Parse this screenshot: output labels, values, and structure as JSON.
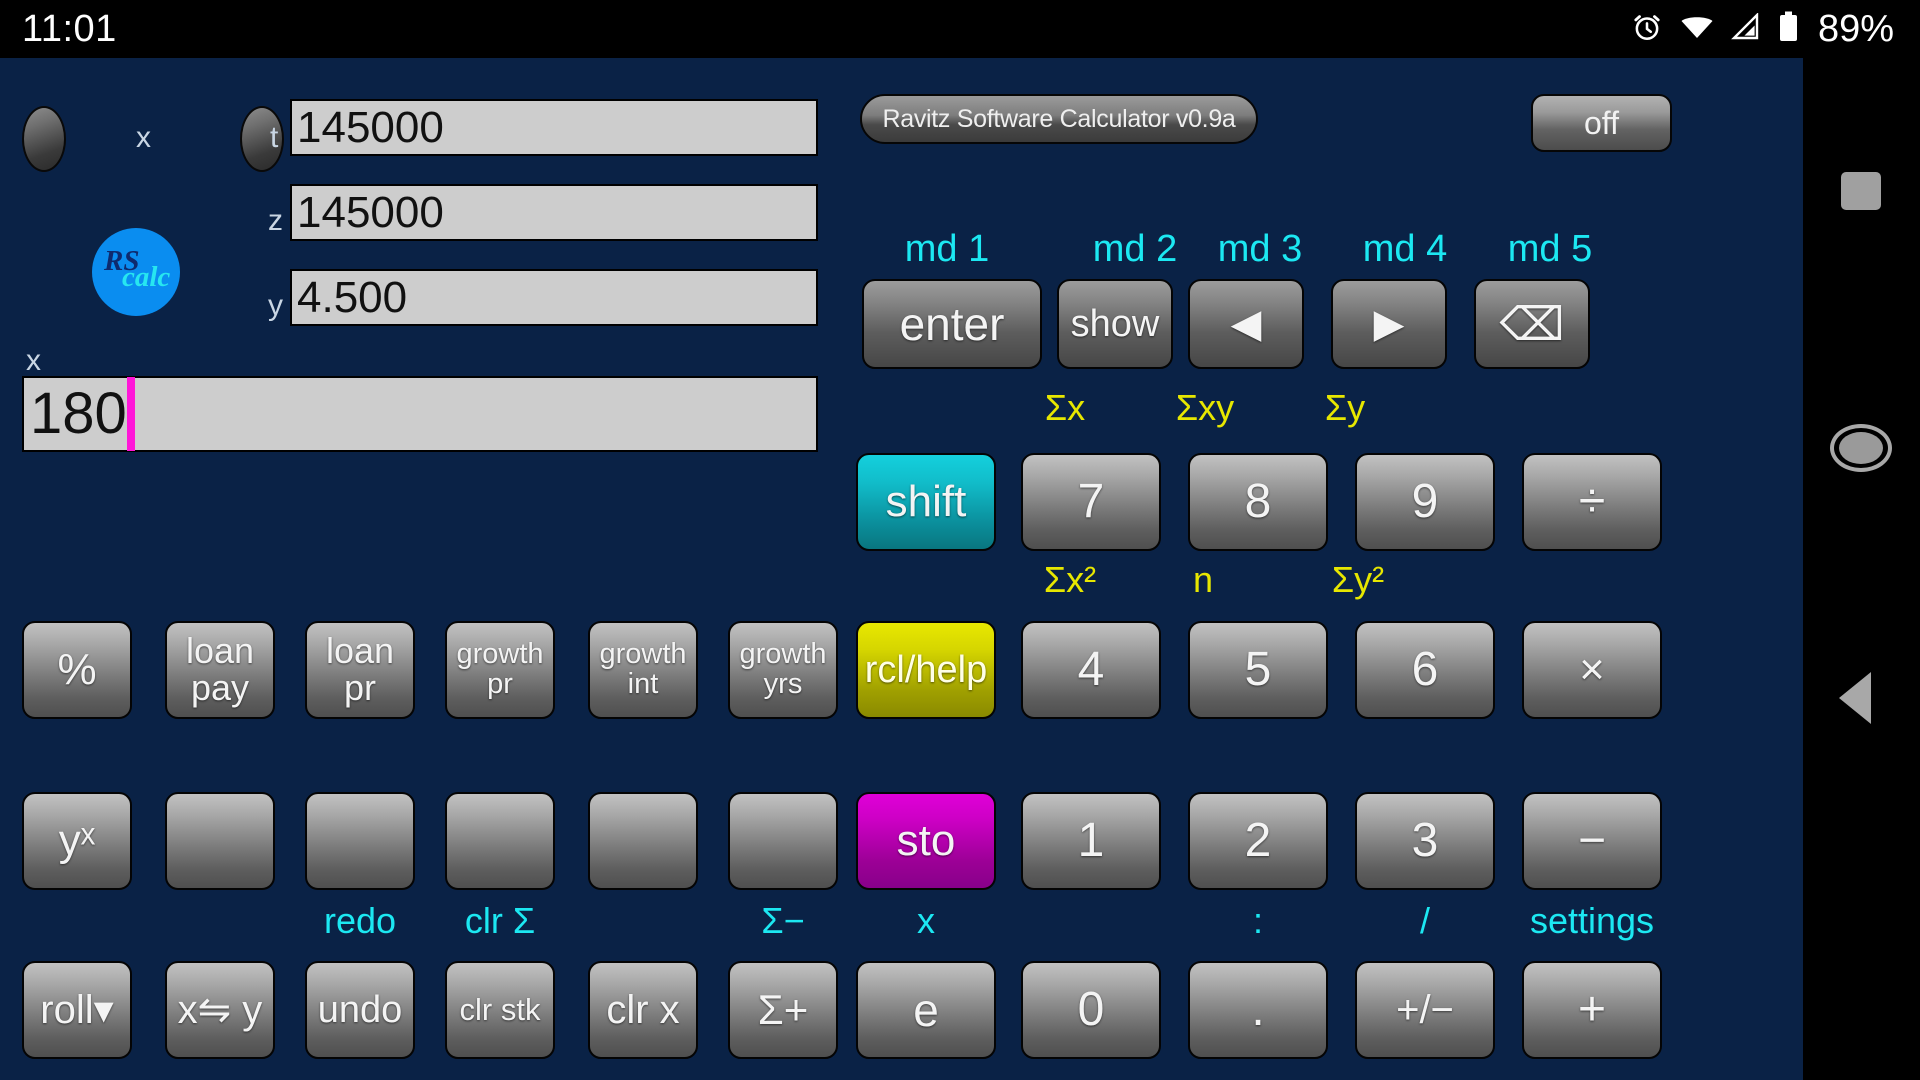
{
  "statusbar": {
    "time": "11:01",
    "battery_percent": "89%",
    "icons": [
      "alarm-icon",
      "wifi-icon",
      "cellular-signal-icon",
      "battery-icon"
    ]
  },
  "navrail": {
    "recents_label": "recents",
    "home_label": "home",
    "back_label": "back"
  },
  "app": {
    "title": "Ravitz Software Calculator v0.9a",
    "off_label": "off",
    "logo": {
      "top": "RS",
      "bottom": "calc"
    },
    "accent_colors": {
      "background": "#0a2246",
      "shift_cyan": "#11bcc9",
      "rcl_yellow": "#d6d600",
      "sto_magenta": "#cc00c4",
      "legend_cyan": "#1ce8f2",
      "legend_yellow": "#e7e700",
      "caret_magenta": "#ff16d8",
      "display_grey": "#cdcdcd"
    }
  },
  "stack": {
    "tag_x_top": "x",
    "rows": [
      {
        "tag": "t",
        "value": "145000"
      },
      {
        "tag": "z",
        "value": "145000"
      },
      {
        "tag": "y",
        "value": "4.500"
      }
    ],
    "entry": {
      "tag": "x",
      "value": "180"
    }
  },
  "mode_labels": [
    "md 1",
    "md 2",
    "md 3",
    "md 4",
    "md 5"
  ],
  "top_keys": [
    {
      "label": "enter",
      "name": "enter-key"
    },
    {
      "label": "show",
      "name": "show-key"
    },
    {
      "label": "◀",
      "name": "left-arrow-key"
    },
    {
      "label": "▶",
      "name": "right-arrow-key"
    },
    {
      "label": "⌫",
      "name": "backspace-key"
    }
  ],
  "legends_row_7": [
    "Σx",
    "Σxy",
    "Σy"
  ],
  "legends_row_4": [
    "Σx²",
    "n",
    "Σy²"
  ],
  "legends_bottom": [
    "redo",
    "clr Σ",
    "Σ−",
    "x",
    ":",
    "/",
    "settings"
  ],
  "function_keys": [
    {
      "label": "%",
      "name": "percent-key"
    },
    {
      "label": "loan\npay",
      "name": "loan-pay-key"
    },
    {
      "label": "loan\npr",
      "name": "loan-pr-key"
    },
    {
      "label": "growth\npr",
      "name": "growth-pr-key"
    },
    {
      "label": "growth\nint",
      "name": "growth-int-key"
    },
    {
      "label": "growth\nyrs",
      "name": "growth-yrs-key"
    }
  ],
  "power_row": [
    {
      "label": "yˣ",
      "name": "y-to-x-key"
    },
    {
      "label": "",
      "name": "blank-key-1"
    },
    {
      "label": "",
      "name": "blank-key-2"
    },
    {
      "label": "",
      "name": "blank-key-3"
    },
    {
      "label": "",
      "name": "blank-key-4"
    },
    {
      "label": "",
      "name": "blank-key-5"
    }
  ],
  "stack_ops_row": [
    {
      "label": "roll▾",
      "name": "roll-down-key"
    },
    {
      "label": "x⇋ y",
      "name": "swap-xy-key"
    },
    {
      "label": "undo",
      "name": "undo-key"
    },
    {
      "label": "clr stk",
      "name": "clear-stack-key"
    },
    {
      "label": "clr x",
      "name": "clear-x-key"
    },
    {
      "label": "Σ+",
      "name": "sigma-plus-key"
    }
  ],
  "modifier_keys": [
    {
      "label": "shift",
      "name": "shift-key",
      "color": "cyan"
    },
    {
      "label": "rcl/help",
      "name": "rcl-help-key",
      "color": "yellow"
    },
    {
      "label": "sto",
      "name": "sto-key",
      "color": "magenta"
    },
    {
      "label": "e",
      "name": "exponent-key",
      "color": "grey"
    }
  ],
  "numpad": [
    {
      "label": "7",
      "name": "digit-7-key"
    },
    {
      "label": "8",
      "name": "digit-8-key"
    },
    {
      "label": "9",
      "name": "digit-9-key"
    },
    {
      "label": "÷",
      "name": "divide-key"
    },
    {
      "label": "4",
      "name": "digit-4-key"
    },
    {
      "label": "5",
      "name": "digit-5-key"
    },
    {
      "label": "6",
      "name": "digit-6-key"
    },
    {
      "label": "×",
      "name": "multiply-key"
    },
    {
      "label": "1",
      "name": "digit-1-key"
    },
    {
      "label": "2",
      "name": "digit-2-key"
    },
    {
      "label": "3",
      "name": "digit-3-key"
    },
    {
      "label": "−",
      "name": "minus-key"
    },
    {
      "label": "0",
      "name": "digit-0-key"
    },
    {
      "label": ".",
      "name": "decimal-point-key"
    },
    {
      "label": "+/−",
      "name": "sign-toggle-key"
    },
    {
      "label": "+",
      "name": "plus-key"
    }
  ]
}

| Objective |
Without the images, write out each line of the data verbatim.

| Completed exercise |
Parse this screenshot: output labels, values, and structure as JSON.
{
  "statusbar": {
    "time": "11:01",
    "battery_percent": "89%",
    "icons": [
      "alarm-icon",
      "wifi-icon",
      "cellular-signal-icon",
      "battery-icon"
    ]
  },
  "navrail": {
    "recents_label": "recents",
    "home_label": "home",
    "back_label": "back"
  },
  "app": {
    "title": "Ravitz Software Calculator v0.9a",
    "off_label": "off",
    "logo": {
      "top": "RS",
      "bottom": "calc"
    },
    "accent_colors": {
      "background": "#0a2246",
      "shift_cyan": "#11bcc9",
      "rcl_yellow": "#d6d600",
      "sto_magenta": "#cc00c4",
      "legend_cyan": "#1ce8f2",
      "legend_yellow": "#e7e700",
      "caret_magenta": "#ff16d8",
      "display_grey": "#cdcdcd"
    }
  },
  "stack": {
    "tag_x_top": "x",
    "rows": [
      {
        "tag": "t",
        "value": "145000"
      },
      {
        "tag": "z",
        "value": "145000"
      },
      {
        "tag": "y",
        "value": "4.500"
      }
    ],
    "entry": {
      "tag": "x",
      "value": "180"
    }
  },
  "mode_labels": [
    "md 1",
    "md 2",
    "md 3",
    "md 4",
    "md 5"
  ],
  "top_keys": [
    {
      "label": "enter",
      "name": "enter-key"
    },
    {
      "label": "show",
      "name": "show-key"
    },
    {
      "label": "◀",
      "name": "left-arrow-key"
    },
    {
      "label": "▶",
      "name": "right-arrow-key"
    },
    {
      "label": "⌫",
      "name": "backspace-key"
    }
  ],
  "legends_row_7": [
    "Σx",
    "Σxy",
    "Σy"
  ],
  "legends_row_4": [
    "Σx²",
    "n",
    "Σy²"
  ],
  "legends_bottom": [
    "redo",
    "clr Σ",
    "Σ−",
    "x",
    ":",
    "/",
    "settings"
  ],
  "function_keys": [
    {
      "label": "%",
      "name": "percent-key"
    },
    {
      "label": "loan\npay",
      "name": "loan-pay-key"
    },
    {
      "label": "loan\npr",
      "name": "loan-pr-key"
    },
    {
      "label": "growth\npr",
      "name": "growth-pr-key"
    },
    {
      "label": "growth\nint",
      "name": "growth-int-key"
    },
    {
      "label": "growth\nyrs",
      "name": "growth-yrs-key"
    }
  ],
  "power_row": [
    {
      "label": "yˣ",
      "name": "y-to-x-key"
    },
    {
      "label": "",
      "name": "blank-key-1"
    },
    {
      "label": "",
      "name": "blank-key-2"
    },
    {
      "label": "",
      "name": "blank-key-3"
    },
    {
      "label": "",
      "name": "blank-key-4"
    },
    {
      "label": "",
      "name": "blank-key-5"
    }
  ],
  "stack_ops_row": [
    {
      "label": "roll▾",
      "name": "roll-down-key"
    },
    {
      "label": "x⇋ y",
      "name": "swap-xy-key"
    },
    {
      "label": "undo",
      "name": "undo-key"
    },
    {
      "label": "clr stk",
      "name": "clear-stack-key"
    },
    {
      "label": "clr x",
      "name": "clear-x-key"
    },
    {
      "label": "Σ+",
      "name": "sigma-plus-key"
    }
  ],
  "modifier_keys": [
    {
      "label": "shift",
      "name": "shift-key",
      "color": "cyan"
    },
    {
      "label": "rcl/help",
      "name": "rcl-help-key",
      "color": "yellow"
    },
    {
      "label": "sto",
      "name": "sto-key",
      "color": "magenta"
    },
    {
      "label": "e",
      "name": "exponent-key",
      "color": "grey"
    }
  ],
  "numpad": [
    {
      "label": "7",
      "name": "digit-7-key"
    },
    {
      "label": "8",
      "name": "digit-8-key"
    },
    {
      "label": "9",
      "name": "digit-9-key"
    },
    {
      "label": "÷",
      "name": "divide-key"
    },
    {
      "label": "4",
      "name": "digit-4-key"
    },
    {
      "label": "5",
      "name": "digit-5-key"
    },
    {
      "label": "6",
      "name": "digit-6-key"
    },
    {
      "label": "×",
      "name": "multiply-key"
    },
    {
      "label": "1",
      "name": "digit-1-key"
    },
    {
      "label": "2",
      "name": "digit-2-key"
    },
    {
      "label": "3",
      "name": "digit-3-key"
    },
    {
      "label": "−",
      "name": "minus-key"
    },
    {
      "label": "0",
      "name": "digit-0-key"
    },
    {
      "label": ".",
      "name": "decimal-point-key"
    },
    {
      "label": "+/−",
      "name": "sign-toggle-key"
    },
    {
      "label": "+",
      "name": "plus-key"
    }
  ]
}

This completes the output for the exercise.